THE TASK: Here are some records; copy every line that holds the word "Копия".

Stored data entries:
★ ★ ★ ★
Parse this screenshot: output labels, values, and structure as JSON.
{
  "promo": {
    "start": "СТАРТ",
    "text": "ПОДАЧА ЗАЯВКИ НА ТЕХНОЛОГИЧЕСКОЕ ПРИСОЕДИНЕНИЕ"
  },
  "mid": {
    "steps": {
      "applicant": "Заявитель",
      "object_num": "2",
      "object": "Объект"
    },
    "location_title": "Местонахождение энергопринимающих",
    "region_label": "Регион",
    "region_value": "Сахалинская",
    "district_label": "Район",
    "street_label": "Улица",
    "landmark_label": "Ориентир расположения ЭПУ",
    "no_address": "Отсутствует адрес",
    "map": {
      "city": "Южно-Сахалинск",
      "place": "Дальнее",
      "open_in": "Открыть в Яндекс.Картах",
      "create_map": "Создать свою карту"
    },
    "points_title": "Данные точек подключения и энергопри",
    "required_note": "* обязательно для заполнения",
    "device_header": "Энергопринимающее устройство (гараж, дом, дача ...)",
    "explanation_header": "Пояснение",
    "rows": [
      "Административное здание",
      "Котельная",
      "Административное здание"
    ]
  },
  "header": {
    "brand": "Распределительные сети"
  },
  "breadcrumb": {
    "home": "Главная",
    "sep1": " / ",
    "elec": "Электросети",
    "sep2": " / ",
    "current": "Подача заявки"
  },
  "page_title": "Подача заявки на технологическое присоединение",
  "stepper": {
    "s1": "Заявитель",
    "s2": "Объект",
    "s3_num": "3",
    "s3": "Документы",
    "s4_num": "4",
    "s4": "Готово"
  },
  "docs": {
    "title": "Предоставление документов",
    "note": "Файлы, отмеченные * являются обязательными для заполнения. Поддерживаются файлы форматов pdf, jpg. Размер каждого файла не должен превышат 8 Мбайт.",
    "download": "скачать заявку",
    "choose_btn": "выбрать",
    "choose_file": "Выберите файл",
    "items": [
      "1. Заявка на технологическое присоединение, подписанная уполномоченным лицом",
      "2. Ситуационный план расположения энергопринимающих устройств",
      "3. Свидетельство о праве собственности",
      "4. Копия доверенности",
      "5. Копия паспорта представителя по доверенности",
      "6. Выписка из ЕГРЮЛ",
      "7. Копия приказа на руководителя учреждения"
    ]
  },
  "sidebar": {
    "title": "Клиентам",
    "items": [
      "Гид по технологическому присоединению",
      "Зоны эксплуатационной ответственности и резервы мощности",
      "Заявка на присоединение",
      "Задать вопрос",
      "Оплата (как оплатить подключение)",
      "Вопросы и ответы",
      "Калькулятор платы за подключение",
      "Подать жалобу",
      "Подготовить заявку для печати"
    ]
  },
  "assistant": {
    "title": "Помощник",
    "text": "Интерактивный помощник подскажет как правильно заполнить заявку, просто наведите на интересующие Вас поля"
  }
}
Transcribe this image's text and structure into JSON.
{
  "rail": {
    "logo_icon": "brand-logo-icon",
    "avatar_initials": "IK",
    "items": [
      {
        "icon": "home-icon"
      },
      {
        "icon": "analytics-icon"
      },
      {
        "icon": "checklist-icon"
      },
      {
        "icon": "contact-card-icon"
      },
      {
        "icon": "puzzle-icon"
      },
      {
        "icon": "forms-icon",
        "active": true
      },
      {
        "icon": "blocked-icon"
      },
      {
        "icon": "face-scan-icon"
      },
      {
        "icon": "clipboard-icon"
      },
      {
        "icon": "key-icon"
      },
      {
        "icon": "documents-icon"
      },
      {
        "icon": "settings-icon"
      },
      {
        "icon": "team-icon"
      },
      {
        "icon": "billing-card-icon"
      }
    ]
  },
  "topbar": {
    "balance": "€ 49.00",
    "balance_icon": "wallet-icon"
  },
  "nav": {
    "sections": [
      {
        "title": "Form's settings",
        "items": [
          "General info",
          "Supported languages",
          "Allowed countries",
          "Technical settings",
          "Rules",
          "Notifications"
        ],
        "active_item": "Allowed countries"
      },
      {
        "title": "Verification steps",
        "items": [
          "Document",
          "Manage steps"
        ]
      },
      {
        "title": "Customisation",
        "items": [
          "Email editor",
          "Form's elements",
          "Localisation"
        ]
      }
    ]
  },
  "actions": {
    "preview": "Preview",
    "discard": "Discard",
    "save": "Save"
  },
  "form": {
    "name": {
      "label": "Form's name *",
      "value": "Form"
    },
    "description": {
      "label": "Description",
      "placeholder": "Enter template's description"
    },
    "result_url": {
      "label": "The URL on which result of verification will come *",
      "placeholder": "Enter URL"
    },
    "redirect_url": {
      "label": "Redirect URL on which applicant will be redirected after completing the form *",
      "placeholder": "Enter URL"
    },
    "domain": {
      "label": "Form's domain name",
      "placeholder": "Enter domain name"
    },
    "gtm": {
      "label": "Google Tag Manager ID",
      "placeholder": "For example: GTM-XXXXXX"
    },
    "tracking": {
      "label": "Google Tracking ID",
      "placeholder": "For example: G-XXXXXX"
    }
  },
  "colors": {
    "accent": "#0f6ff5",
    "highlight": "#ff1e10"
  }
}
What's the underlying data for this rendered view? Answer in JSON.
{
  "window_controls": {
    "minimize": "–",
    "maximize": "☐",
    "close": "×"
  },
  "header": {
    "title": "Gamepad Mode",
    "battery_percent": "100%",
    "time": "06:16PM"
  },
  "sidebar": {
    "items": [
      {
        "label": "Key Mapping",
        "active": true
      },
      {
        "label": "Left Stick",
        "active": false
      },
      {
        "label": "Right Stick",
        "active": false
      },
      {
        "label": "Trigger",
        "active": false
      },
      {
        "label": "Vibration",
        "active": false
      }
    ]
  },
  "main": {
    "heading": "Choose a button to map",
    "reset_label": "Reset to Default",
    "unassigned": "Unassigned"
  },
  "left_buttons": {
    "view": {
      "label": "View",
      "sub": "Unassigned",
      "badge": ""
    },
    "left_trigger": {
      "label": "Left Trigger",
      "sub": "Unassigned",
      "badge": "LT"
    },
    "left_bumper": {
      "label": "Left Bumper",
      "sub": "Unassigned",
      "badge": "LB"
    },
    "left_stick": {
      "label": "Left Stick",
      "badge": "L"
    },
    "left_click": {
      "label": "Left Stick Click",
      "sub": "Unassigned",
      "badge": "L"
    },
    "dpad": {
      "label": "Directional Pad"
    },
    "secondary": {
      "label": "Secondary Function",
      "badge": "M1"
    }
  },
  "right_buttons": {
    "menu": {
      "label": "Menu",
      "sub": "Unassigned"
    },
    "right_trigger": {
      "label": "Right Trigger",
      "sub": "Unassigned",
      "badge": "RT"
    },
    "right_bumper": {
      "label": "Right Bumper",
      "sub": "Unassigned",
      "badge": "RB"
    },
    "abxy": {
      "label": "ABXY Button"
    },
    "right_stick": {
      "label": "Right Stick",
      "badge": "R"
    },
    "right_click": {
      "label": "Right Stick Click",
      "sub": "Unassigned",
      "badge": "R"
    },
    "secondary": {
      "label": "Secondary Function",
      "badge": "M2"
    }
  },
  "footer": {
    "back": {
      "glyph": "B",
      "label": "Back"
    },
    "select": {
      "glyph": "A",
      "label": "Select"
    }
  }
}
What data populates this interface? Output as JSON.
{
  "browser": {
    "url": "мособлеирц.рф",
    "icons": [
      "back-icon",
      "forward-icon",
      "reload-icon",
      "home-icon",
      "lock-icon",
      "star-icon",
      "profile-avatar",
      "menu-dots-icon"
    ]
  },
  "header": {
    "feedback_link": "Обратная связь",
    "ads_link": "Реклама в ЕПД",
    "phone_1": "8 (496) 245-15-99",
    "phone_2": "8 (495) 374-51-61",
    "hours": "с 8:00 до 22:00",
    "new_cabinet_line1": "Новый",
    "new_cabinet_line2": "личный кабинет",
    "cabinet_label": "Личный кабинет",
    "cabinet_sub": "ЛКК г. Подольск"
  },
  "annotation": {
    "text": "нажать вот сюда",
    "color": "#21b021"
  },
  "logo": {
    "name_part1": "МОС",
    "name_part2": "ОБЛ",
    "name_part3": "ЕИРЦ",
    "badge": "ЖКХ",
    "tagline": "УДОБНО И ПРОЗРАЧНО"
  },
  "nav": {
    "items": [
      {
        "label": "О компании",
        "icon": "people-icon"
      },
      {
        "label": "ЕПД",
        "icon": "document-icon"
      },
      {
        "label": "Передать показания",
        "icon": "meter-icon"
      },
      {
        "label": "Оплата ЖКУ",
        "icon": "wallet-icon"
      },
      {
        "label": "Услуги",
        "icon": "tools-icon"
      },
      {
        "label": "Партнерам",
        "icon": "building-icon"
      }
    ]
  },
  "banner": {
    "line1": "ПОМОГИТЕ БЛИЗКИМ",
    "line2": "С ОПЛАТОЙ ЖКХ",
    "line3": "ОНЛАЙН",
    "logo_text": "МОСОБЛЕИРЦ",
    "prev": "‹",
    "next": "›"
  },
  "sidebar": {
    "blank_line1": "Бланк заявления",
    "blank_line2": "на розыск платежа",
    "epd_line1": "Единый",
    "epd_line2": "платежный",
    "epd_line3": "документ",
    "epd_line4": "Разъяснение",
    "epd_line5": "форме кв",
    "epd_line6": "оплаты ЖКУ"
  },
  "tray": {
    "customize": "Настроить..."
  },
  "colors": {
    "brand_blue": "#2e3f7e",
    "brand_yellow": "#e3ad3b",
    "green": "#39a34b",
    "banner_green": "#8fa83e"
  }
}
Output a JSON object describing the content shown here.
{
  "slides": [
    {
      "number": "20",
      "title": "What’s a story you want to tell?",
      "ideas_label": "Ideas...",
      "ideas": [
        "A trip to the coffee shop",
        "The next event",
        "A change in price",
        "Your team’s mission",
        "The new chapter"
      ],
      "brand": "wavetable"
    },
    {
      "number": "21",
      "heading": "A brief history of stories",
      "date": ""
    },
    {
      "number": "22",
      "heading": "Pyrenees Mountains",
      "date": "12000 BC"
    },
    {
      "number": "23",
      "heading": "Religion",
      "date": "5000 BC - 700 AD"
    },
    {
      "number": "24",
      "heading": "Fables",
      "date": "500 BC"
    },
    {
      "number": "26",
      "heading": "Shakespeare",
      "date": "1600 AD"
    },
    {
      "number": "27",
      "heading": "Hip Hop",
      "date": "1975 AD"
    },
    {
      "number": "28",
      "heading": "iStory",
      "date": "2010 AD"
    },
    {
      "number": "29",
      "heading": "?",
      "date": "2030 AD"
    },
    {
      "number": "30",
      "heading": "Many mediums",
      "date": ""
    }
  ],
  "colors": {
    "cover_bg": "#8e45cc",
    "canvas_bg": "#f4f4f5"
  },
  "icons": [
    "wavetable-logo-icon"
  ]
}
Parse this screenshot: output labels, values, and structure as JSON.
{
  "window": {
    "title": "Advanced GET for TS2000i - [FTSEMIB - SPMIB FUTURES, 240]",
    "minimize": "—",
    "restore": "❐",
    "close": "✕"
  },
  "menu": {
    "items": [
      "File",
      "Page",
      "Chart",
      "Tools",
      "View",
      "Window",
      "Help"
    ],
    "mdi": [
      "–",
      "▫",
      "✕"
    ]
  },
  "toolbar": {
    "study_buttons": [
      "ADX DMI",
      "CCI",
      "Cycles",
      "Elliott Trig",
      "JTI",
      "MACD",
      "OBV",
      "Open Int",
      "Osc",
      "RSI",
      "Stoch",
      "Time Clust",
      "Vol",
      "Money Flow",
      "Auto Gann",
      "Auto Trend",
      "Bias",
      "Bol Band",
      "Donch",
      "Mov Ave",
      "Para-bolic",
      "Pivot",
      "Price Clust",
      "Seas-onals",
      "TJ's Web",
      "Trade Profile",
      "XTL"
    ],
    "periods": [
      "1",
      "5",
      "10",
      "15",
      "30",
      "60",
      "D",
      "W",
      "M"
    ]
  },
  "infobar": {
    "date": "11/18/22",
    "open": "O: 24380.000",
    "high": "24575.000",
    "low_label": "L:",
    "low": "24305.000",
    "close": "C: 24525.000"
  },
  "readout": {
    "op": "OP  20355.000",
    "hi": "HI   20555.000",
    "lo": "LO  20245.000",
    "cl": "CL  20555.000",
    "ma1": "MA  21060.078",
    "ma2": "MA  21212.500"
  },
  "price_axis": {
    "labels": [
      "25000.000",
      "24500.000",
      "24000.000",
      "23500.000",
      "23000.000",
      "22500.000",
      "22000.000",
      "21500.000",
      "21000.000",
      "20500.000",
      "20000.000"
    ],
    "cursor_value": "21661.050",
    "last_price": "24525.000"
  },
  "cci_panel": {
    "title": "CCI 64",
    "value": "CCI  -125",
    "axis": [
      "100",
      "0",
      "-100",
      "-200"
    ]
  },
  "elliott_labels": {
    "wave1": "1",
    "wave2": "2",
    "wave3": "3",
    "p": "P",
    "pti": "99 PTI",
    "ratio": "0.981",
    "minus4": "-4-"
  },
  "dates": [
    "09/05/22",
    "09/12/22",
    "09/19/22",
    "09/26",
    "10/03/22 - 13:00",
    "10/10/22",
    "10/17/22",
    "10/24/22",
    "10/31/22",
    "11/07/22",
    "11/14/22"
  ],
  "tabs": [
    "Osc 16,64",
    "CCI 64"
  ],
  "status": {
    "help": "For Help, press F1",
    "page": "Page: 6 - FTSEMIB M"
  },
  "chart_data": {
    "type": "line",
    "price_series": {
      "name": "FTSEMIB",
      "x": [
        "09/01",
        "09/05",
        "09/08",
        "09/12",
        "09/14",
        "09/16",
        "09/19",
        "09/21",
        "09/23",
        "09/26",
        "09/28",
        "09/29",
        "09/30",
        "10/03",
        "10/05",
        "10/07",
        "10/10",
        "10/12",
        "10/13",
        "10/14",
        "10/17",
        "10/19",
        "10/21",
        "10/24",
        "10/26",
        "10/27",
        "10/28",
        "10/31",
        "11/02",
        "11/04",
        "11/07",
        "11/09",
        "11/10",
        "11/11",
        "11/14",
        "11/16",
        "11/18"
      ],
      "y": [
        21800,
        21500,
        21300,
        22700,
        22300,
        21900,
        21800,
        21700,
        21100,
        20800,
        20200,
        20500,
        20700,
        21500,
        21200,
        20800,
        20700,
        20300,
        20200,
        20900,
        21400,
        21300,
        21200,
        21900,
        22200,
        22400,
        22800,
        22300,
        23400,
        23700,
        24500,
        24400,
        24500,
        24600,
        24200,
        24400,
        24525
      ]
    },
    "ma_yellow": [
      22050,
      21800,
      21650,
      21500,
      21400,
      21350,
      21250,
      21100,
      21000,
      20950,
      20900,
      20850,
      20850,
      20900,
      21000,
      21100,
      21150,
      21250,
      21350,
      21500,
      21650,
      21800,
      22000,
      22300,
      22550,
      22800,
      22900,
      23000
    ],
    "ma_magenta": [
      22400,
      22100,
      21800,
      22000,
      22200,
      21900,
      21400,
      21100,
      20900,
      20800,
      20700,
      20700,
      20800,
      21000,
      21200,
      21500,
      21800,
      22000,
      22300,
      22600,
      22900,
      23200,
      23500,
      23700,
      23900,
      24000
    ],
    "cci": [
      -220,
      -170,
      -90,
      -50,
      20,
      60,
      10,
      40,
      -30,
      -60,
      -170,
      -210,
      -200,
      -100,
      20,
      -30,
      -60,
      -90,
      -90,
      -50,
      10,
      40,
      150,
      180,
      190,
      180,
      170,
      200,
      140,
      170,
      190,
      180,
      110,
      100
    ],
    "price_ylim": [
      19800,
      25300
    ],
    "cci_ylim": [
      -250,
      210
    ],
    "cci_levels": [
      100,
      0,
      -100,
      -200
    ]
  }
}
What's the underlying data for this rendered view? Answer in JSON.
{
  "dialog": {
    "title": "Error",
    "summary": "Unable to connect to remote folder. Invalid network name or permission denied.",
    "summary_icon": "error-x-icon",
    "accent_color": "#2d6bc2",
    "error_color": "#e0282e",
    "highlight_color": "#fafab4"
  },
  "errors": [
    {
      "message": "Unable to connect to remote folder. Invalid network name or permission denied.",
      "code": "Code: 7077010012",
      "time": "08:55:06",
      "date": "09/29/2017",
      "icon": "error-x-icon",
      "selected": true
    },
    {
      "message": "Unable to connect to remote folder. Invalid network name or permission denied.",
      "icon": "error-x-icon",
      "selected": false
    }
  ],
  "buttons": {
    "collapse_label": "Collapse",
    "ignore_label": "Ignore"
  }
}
★ ★ ★ ★
REPLY:
      "4. Копия доверенности",
      "5. Копия паспорта представителя по доверенности",
      "7. Копия приказа на руководителя учреждения"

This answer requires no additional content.